::: PAGE EXTRACT :::

A classifier is defined as:
  • Binary: \(h(x) = \operatorname{sign}(f(x))\)
  • Multiclass: \(\hat{k}(x) = \arg\max_{k \in \{1,\dots,K\}} f_k(x)\)
The robustness radius at an input \(x\) (ignoring ground truth) is \[ r(x) = \inf_{\delta: \hat{k}(x+\delta) \neq \hat{k}(x)} \|\delta\|_2. \]

Binary case: The network produces a single number. If that number is positive, the classifier says “class A”; if negative, it says “class B”. The magnitude of the number (how far away from zero it is) is like a confidence or margin. Multiclass case: The network produces a list of numbers, one for each class (e.g., cat, dog, bird). The classifier picks the class with the highest number. The gap between the highest number and the second highest is the margin – a measure of how clearly the network prefers one class over the others.

note The robustness radius for that input is the smallest distance (measured in the usual Euclidean sense) you need to change the input so that the classifier’s answer flips to something else If the radius is large, the classifier is robust: you have to change the image a lot before the answer changes. If the radius is very small, the classifier is fragile: a tiny imperceptible perturbation can fool it.
Property 1 (Binary Local Robustness Certificate)
If \(f \in \operatorname{Lip}_L(\mathcal{X}, \mathbb{R})\), then for any \(x \in \mathcal{X}\), \[ r(x) \;\ge\; \frac{|f(x)|}{L}. \] That is, any perturbation \(\delta\) with \(\|\delta\|_2 < \frac{|f(x)|}{L}\) cannot change the sign of \(f\).
Property 2 (Multiclass Local Robustness Certificate)
If \(f \in \operatorname{Lip}_L(\mathcal{X}, \mathbb{R}^K)\) with respect to the Euclidean norm on both input and output spaces, then for any \(x \in \mathcal{X}\) with predicted class \(\hat{k} = \arg\max_k f_k(x)\), \[ r(x) \;\ge\; \frac{f_{\hat{k}}(x) \;-\; \max_{i \neq \hat{k}} f_i(x)}{\sqrt{2}\, L}. \] Define the multiclass margin at \(x\): \[ m(x) = f_{\hat{k}}(x) - \max_{i \neq \hat{k}} f_i(x) \qquad (>0 \text{ for correctly classified points}). \] Then \[ r(x) \ge \frac{m(x)}{\sqrt{2}\, L}. \] If \(x\) is misclassified (\(m(x) < 0\)), the certificate gives a negative lower bound; in practice the robustness radius is taken as \(0\) for misclassified examples.

:::

→ **GOAL 1**
Format the records starting at the line containing "chart-title: Histogram — [279, 14, 354, 29]" and ending at the line containing "x-tick-label: 0 — [318, 516, 325, 526]" as a JSON list of strings, one string per line, with blank lines omitted.

::: RECORDS PROVIDED :::

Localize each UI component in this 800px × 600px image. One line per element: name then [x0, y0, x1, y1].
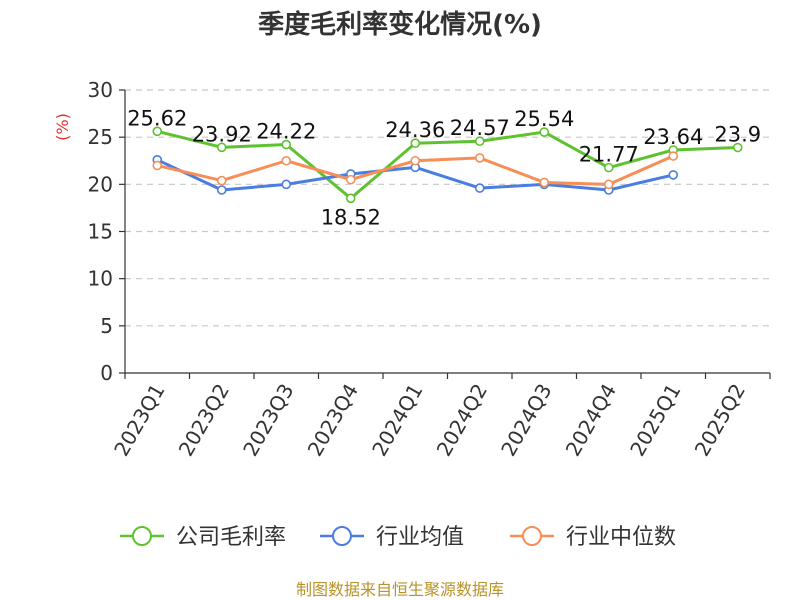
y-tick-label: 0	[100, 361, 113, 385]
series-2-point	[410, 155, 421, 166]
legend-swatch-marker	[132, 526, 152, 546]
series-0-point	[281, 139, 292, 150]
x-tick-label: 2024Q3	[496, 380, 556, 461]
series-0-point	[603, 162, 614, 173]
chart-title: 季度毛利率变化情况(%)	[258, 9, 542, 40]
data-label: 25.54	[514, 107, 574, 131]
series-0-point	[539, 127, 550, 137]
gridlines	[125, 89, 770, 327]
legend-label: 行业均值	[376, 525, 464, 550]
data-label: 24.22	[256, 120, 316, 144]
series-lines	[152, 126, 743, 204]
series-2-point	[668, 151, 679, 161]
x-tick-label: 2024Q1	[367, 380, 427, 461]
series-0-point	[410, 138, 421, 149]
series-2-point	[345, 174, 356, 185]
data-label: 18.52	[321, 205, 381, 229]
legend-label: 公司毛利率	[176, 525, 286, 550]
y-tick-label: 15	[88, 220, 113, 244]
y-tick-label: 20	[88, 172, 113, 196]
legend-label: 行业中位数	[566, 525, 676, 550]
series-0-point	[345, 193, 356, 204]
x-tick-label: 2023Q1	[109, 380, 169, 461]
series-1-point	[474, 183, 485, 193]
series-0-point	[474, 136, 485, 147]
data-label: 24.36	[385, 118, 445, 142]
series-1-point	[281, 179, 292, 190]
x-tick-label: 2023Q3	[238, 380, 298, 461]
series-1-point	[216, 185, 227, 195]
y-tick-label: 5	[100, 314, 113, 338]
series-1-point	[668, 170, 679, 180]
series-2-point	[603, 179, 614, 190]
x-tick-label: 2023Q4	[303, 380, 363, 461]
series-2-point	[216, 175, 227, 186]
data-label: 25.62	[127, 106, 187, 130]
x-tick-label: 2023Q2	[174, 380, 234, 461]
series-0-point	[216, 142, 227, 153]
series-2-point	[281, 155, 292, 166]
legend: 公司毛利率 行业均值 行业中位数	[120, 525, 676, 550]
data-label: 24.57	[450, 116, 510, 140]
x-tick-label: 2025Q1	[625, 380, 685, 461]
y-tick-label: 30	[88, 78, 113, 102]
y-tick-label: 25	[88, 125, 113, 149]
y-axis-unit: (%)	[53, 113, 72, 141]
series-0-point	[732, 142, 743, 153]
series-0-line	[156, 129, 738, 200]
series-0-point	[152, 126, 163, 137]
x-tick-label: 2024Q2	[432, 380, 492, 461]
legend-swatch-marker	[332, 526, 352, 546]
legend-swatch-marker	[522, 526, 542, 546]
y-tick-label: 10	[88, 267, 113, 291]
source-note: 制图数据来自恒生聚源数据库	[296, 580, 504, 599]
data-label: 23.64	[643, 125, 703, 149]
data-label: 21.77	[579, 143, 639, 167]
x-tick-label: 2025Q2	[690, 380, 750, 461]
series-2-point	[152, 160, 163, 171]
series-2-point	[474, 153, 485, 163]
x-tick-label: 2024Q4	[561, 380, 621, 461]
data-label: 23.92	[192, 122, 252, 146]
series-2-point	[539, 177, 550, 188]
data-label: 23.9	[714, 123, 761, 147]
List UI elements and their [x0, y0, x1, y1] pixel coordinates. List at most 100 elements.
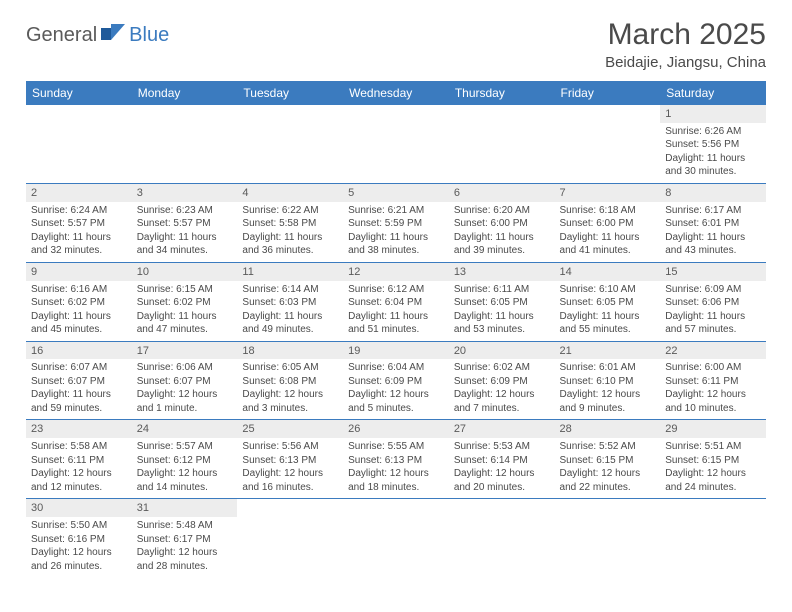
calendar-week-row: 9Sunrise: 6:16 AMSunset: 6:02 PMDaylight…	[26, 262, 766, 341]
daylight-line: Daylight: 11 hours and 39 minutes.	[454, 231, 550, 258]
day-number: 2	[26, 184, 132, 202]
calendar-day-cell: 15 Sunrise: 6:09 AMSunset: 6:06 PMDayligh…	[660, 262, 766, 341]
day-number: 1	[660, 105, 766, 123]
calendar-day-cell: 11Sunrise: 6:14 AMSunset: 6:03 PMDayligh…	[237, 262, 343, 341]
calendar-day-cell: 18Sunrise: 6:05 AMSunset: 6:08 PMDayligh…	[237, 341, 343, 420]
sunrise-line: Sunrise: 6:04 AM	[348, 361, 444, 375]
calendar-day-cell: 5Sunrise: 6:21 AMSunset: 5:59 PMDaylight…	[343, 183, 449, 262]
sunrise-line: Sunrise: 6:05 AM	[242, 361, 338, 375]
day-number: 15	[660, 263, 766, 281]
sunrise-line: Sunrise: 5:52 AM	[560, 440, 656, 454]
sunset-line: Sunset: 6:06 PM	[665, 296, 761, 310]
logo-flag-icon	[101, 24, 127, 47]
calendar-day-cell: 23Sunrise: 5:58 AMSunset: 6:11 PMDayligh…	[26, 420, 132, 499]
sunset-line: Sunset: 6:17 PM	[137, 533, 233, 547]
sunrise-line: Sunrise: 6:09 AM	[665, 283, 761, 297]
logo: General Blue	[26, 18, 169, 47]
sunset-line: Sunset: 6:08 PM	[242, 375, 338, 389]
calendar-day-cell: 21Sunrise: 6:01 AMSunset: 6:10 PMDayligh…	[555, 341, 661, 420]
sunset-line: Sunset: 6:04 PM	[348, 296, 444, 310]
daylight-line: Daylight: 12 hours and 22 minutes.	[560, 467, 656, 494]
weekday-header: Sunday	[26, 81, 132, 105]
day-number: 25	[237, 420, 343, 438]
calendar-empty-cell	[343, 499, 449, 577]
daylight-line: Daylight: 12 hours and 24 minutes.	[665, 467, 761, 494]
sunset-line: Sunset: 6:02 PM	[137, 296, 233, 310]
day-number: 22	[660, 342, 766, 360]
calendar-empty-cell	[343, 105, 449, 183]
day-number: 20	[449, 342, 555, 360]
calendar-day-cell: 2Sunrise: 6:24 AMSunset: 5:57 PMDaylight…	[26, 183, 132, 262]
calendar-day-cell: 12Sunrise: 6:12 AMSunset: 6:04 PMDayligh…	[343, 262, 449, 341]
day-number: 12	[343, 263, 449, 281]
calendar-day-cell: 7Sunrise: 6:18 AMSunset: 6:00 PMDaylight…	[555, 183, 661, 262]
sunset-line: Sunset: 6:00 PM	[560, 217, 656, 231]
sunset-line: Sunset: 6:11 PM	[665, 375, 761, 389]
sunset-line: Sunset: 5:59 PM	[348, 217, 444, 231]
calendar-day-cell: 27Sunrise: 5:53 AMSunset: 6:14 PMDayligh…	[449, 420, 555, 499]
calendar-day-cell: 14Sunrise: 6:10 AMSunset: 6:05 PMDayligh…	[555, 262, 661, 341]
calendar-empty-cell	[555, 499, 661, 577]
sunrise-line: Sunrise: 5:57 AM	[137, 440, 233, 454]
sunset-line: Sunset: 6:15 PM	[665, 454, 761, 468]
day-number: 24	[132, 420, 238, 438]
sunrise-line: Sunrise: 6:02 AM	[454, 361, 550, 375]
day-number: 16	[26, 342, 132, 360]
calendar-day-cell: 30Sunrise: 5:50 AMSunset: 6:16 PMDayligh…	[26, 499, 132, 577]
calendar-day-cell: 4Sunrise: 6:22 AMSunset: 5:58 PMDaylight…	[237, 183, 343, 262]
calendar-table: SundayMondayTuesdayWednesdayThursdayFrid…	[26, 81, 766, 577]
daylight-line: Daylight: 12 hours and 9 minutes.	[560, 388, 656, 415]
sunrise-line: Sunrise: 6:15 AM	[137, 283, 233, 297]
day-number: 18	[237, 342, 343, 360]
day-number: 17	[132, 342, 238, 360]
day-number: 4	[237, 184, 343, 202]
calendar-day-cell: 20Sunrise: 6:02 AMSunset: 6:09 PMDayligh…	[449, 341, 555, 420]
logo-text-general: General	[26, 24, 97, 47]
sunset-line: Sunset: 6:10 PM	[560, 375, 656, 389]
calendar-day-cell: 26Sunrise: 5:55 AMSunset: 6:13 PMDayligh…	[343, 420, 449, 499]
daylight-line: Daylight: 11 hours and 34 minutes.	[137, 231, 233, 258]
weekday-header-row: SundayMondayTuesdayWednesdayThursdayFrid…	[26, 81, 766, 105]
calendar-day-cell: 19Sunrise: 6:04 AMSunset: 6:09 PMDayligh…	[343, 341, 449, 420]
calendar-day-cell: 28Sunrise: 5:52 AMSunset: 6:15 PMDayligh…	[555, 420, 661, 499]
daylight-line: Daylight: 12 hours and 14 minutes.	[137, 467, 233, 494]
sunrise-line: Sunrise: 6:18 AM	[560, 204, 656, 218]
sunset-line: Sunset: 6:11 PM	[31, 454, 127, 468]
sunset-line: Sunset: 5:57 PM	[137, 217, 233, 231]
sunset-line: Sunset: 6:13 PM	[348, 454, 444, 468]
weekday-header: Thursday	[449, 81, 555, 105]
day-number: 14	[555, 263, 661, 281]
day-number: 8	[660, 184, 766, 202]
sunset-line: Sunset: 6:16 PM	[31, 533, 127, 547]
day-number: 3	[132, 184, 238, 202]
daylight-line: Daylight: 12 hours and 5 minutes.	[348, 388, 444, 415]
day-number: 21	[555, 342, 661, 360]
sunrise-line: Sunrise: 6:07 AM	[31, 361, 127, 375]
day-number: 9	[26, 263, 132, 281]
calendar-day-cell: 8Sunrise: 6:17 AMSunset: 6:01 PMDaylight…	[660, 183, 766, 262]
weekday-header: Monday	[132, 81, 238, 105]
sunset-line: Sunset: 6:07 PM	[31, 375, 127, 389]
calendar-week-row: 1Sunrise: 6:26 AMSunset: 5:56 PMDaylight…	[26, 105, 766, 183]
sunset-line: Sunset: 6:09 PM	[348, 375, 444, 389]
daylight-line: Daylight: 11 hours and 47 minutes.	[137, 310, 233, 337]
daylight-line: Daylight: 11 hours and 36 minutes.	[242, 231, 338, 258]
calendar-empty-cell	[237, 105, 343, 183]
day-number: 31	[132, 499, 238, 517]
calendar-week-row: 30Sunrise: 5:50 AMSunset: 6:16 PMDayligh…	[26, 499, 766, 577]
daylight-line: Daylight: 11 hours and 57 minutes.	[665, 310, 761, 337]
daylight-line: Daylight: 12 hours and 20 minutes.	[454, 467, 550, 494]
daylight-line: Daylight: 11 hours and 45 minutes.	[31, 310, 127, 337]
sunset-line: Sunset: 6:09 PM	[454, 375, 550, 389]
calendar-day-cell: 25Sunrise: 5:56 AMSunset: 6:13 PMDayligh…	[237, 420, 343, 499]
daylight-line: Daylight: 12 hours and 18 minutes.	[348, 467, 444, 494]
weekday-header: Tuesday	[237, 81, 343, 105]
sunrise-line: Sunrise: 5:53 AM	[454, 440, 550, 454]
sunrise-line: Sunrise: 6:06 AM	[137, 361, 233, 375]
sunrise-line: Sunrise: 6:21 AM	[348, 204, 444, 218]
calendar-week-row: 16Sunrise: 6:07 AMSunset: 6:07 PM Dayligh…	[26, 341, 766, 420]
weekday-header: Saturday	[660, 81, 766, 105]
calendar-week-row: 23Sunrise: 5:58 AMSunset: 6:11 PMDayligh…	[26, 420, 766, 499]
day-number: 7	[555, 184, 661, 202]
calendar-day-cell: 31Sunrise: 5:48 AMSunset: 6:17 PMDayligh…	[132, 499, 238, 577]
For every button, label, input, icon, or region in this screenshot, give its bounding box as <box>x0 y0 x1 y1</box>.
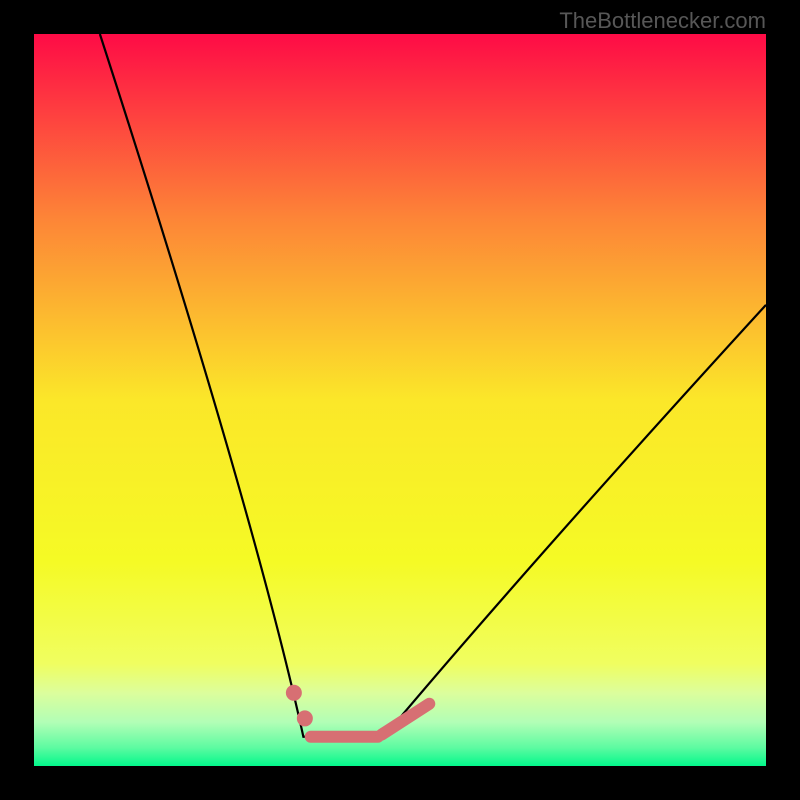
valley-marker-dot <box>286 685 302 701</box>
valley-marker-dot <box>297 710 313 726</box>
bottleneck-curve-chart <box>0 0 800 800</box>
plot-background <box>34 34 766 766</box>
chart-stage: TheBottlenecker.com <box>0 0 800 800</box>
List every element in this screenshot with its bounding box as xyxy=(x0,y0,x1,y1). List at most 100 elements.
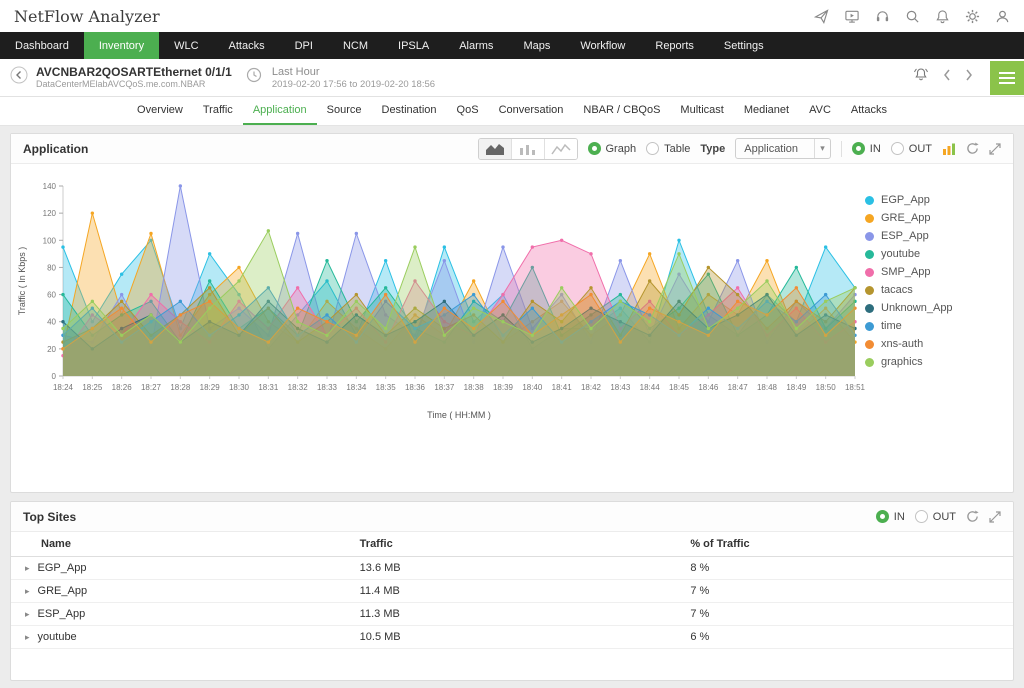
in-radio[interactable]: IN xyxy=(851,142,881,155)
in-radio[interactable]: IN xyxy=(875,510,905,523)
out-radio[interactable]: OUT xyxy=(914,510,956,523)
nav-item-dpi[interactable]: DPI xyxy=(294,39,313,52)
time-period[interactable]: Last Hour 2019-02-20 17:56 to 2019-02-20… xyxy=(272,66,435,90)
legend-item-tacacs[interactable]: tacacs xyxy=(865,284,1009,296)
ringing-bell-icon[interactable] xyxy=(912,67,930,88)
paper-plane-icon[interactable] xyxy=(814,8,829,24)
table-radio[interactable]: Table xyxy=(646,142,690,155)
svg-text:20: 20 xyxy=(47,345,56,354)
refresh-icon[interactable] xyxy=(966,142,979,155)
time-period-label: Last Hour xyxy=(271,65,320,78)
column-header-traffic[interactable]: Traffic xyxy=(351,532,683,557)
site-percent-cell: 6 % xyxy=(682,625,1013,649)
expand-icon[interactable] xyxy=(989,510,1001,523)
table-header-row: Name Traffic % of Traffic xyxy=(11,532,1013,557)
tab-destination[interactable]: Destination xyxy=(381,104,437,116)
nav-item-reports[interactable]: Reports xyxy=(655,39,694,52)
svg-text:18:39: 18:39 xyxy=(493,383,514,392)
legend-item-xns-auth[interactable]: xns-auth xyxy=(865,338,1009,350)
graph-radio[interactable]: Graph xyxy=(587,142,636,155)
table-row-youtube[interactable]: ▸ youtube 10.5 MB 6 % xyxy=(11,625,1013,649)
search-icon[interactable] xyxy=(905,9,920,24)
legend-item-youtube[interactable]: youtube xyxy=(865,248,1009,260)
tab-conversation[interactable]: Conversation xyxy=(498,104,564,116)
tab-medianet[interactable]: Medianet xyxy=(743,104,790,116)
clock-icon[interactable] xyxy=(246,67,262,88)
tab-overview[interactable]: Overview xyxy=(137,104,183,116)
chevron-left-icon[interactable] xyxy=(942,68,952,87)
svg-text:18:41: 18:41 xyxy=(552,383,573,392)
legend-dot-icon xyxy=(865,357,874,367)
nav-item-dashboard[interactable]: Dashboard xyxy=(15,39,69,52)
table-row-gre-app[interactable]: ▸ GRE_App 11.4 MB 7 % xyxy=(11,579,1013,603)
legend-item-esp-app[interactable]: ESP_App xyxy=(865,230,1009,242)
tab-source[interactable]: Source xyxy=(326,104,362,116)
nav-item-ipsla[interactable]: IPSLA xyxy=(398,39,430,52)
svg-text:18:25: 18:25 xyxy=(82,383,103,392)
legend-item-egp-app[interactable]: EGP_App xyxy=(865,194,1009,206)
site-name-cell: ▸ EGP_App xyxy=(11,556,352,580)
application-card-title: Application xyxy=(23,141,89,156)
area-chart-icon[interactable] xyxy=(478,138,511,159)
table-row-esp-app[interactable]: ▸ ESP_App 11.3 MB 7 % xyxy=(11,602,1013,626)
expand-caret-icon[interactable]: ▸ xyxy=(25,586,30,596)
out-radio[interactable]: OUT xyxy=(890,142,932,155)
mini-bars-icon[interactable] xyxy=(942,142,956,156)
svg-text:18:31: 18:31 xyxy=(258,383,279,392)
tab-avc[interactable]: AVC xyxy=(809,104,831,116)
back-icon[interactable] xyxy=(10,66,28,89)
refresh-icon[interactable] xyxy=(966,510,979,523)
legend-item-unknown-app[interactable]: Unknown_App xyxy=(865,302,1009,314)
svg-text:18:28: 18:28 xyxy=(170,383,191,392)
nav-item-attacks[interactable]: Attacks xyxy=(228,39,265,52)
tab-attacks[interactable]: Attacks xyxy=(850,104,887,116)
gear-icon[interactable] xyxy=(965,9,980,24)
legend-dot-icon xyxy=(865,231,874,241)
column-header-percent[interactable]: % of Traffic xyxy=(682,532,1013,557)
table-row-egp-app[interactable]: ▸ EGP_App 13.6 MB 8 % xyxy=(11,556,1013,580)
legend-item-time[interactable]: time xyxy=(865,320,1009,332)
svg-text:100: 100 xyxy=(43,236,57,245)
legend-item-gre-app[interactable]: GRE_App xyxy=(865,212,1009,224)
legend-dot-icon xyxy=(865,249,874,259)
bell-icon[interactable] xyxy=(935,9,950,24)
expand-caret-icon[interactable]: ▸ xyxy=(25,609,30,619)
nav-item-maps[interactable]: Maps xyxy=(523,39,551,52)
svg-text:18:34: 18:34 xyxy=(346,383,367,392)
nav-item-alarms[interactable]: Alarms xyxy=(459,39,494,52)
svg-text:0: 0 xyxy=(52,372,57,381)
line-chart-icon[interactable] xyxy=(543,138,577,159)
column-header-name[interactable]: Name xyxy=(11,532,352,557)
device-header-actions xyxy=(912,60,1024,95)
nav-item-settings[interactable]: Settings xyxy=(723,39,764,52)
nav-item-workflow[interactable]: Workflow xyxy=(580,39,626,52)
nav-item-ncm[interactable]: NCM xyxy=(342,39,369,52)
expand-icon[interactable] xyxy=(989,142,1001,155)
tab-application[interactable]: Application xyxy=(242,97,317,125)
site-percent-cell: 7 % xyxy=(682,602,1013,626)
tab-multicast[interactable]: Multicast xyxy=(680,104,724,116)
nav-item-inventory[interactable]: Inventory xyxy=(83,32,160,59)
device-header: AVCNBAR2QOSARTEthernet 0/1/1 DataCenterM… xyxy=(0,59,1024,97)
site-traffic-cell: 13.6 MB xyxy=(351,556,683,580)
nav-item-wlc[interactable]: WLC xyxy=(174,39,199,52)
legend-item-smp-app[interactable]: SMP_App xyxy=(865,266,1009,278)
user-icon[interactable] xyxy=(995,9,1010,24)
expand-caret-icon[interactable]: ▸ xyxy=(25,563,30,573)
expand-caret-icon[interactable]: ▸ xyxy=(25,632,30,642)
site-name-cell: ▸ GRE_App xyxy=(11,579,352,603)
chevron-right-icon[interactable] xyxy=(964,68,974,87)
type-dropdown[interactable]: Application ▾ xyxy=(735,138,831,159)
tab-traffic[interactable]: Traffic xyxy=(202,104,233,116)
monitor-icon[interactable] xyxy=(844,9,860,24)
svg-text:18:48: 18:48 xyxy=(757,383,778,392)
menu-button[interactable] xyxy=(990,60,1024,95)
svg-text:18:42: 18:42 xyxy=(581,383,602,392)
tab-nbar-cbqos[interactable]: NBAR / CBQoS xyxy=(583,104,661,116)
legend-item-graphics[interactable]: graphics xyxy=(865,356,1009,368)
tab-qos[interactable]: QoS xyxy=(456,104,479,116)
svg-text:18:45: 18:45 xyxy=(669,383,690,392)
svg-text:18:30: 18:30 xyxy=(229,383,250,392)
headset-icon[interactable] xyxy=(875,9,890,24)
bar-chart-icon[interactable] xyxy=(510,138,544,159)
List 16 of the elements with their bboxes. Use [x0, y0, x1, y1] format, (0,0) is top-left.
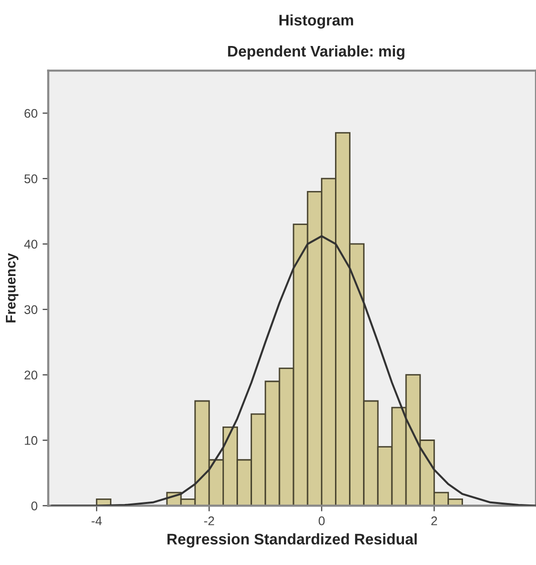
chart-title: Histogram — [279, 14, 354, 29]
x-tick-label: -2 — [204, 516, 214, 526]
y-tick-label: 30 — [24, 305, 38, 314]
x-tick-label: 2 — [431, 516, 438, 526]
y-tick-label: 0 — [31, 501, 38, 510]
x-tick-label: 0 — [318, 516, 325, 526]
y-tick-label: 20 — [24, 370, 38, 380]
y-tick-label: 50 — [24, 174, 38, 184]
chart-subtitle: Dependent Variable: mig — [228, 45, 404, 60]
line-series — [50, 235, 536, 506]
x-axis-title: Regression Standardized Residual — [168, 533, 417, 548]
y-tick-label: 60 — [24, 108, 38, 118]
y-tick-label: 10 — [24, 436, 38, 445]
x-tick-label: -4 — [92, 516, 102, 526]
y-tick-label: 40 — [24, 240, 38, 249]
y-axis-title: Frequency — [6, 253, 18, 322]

:::

→ **GOAL 2**
Proceed with the text on Lipschitz robustness certificates for classifiers, picking up right after its final sentence.

→ **RESPONSE 1**
[
  "chart-title: Histogram — [279, 14, 354, 29]",
  "x-tick-label: -2 — [204, 516, 214, 526]",
  "y-tick-label: 30 — [24, 305, 38, 314]",
  "x-tick-label: 2 — [431, 516, 438, 526]",
  "y-tick-label: 0 — [31, 501, 38, 510]",
  "x-tick-label: 0 — [318, 516, 325, 526]"
]

→ **RESPONSE 2**
Lipschitz constrained neural network

In a lipschitz constrained neural network Each individual layer (whether it’s an affine layer or an activation) has its own local Lipschitz constant – a number that tells you the maximum amplification of distances that this layer can produce. For example, if you move the input to that layer by one unit, the output can move at most by that layer’s Lipschitz constant. For activation functions like ReLU or sigmoid, this constant is at most 1 (they do not stretch distances). For an affine layer (multiplying by a weight matrix and adding a bias), the Lipschitz constant equals the largest singular value of the weight matrix – essentially the maximum factor by which the layer can stretch any direction.

Definition 6 (Lipschitz constrained feed-forward neural network)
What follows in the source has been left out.